Task details - Make an exact transcription of the material, leaving out all images.

Items -

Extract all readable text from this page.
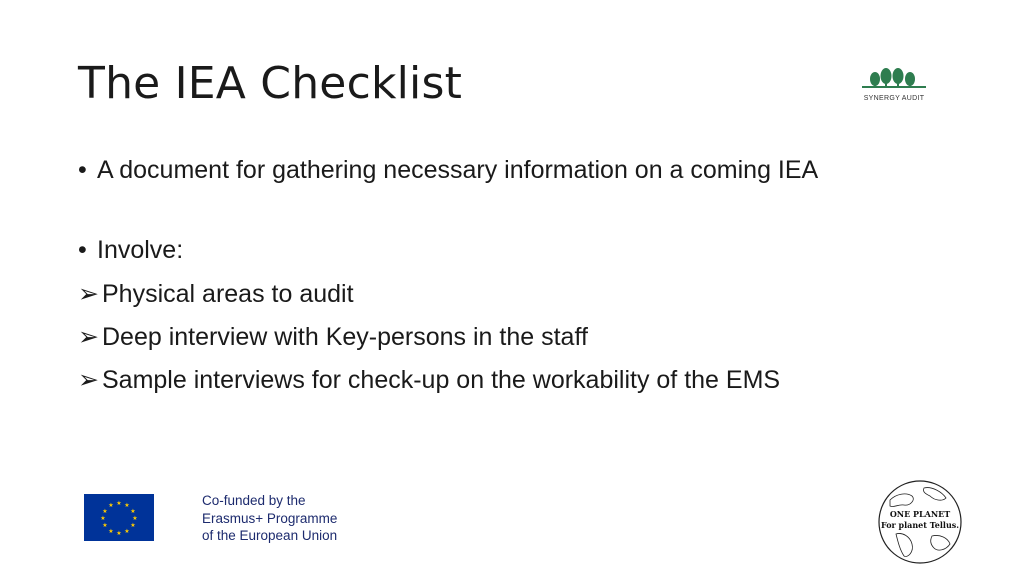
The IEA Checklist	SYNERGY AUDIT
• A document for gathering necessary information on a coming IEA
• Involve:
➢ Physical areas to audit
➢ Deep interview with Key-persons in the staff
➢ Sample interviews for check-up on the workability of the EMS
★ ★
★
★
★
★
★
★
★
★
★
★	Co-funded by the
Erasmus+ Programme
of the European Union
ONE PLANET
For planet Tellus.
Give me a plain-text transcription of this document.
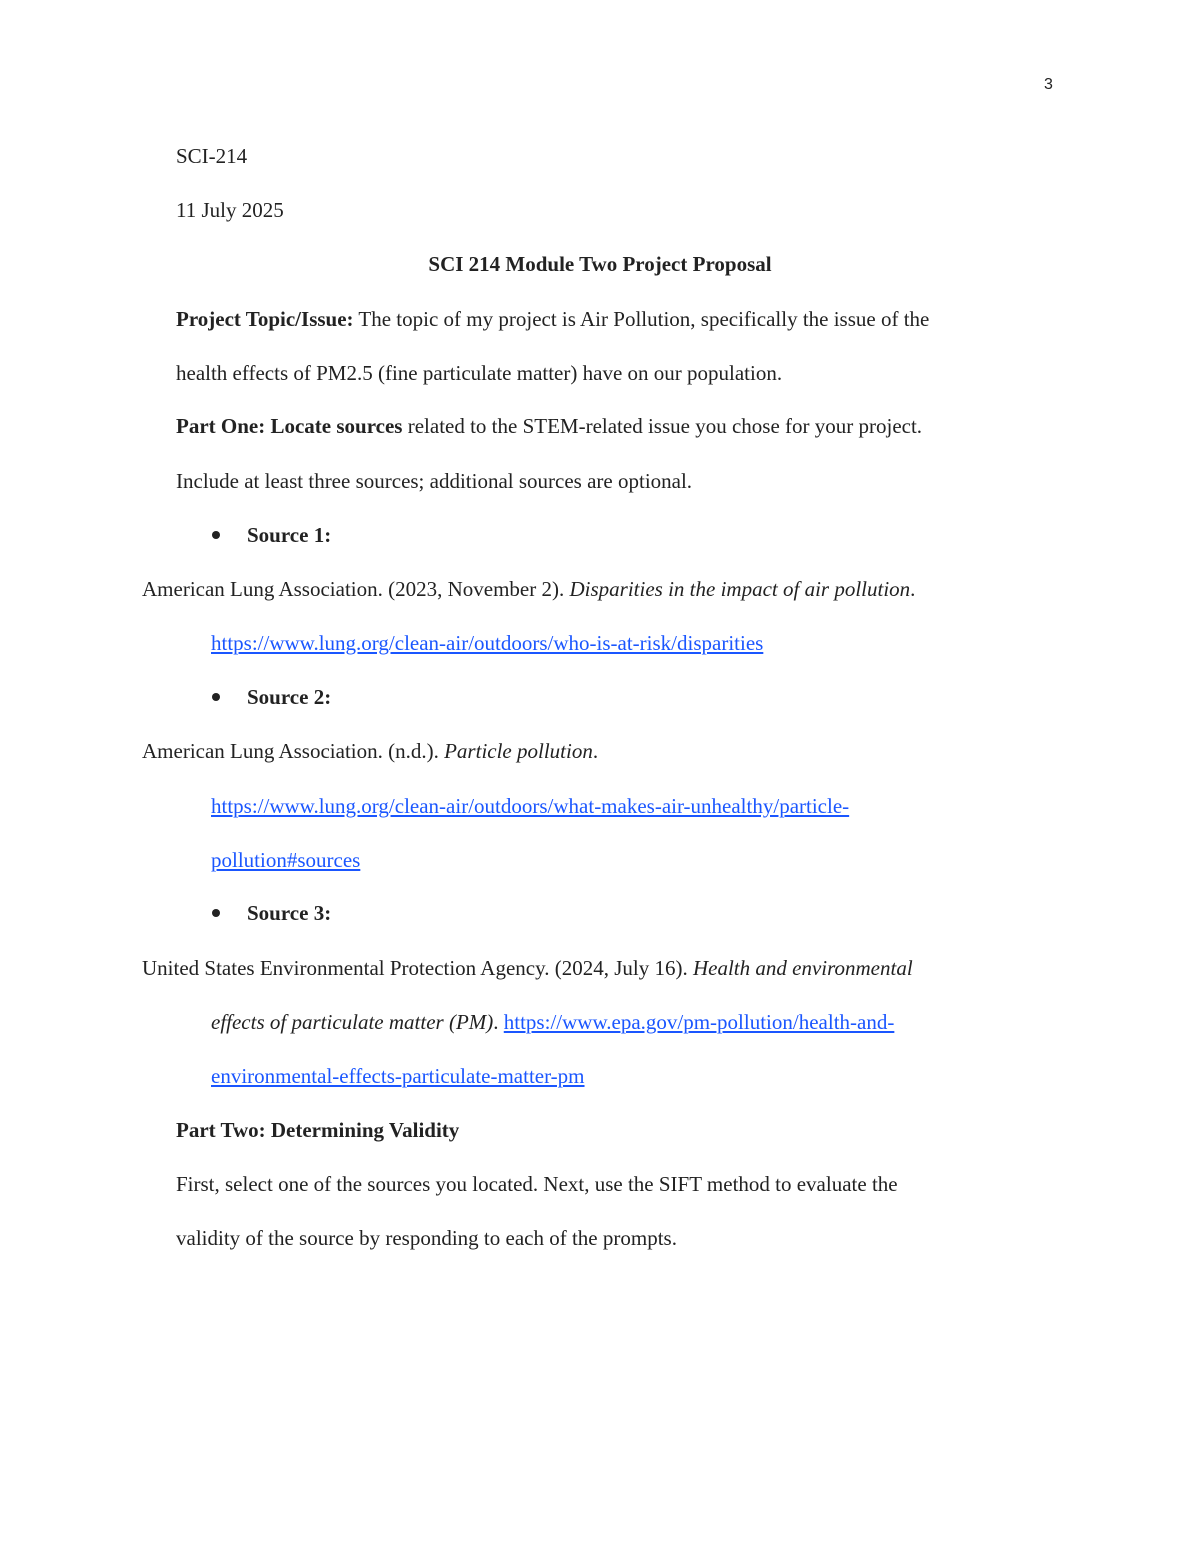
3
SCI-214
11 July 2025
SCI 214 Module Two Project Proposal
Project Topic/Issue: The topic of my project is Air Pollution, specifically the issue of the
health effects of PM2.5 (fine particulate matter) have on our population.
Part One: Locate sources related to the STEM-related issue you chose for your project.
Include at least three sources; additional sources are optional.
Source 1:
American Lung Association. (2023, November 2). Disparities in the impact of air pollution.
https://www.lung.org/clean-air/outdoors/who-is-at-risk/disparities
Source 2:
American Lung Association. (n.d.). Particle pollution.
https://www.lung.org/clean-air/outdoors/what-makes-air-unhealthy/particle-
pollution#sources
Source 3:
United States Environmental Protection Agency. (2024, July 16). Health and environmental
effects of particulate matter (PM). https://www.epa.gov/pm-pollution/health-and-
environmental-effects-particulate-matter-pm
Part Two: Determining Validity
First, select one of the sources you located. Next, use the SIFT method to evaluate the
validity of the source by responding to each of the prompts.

Result -
Extract all readable text from this page.
The IEA Checklist	SYNERGY AUDIT
• A document for gathering necessary information on a coming IEA
• Involve:
➢ Physical areas to audit
➢ Deep interview with Key-persons in the staff
➢ Sample interviews for check-up on the workability of the EMS
★ ★
★
★
★
★
★
★
★
★
★
★	Co-funded by the
Erasmus+ Programme
of the European Union
ONE PLANET
For planet Tellus.
Give me a plain-text transcription of this document.
3
SCI-214
11 July 2025
SCI 214 Module Two Project Proposal
Project Topic/Issue: The topic of my project is Air Pollution, specifically the issue of the
health effects of PM2.5 (fine particulate matter) have on our population.
Part One: Locate sources related to the STEM-related issue you chose for your project.
Include at least three sources; additional sources are optional.
Source 1:
American Lung Association. (2023, November 2). Disparities in the impact of air pollution.
https://www.lung.org/clean-air/outdoors/who-is-at-risk/disparities
Source 2:
American Lung Association. (n.d.). Particle pollution.
https://www.lung.org/clean-air/outdoors/what-makes-air-unhealthy/particle-
pollution#sources
Source 3:
United States Environmental Protection Agency. (2024, July 16). Health and environmental
effects of particulate matter (PM). https://www.epa.gov/pm-pollution/health-and-
environmental-effects-particulate-matter-pm
Part Two: Determining Validity
First, select one of the sources you located. Next, use the SIFT method to evaluate the
validity of the source by responding to each of the prompts.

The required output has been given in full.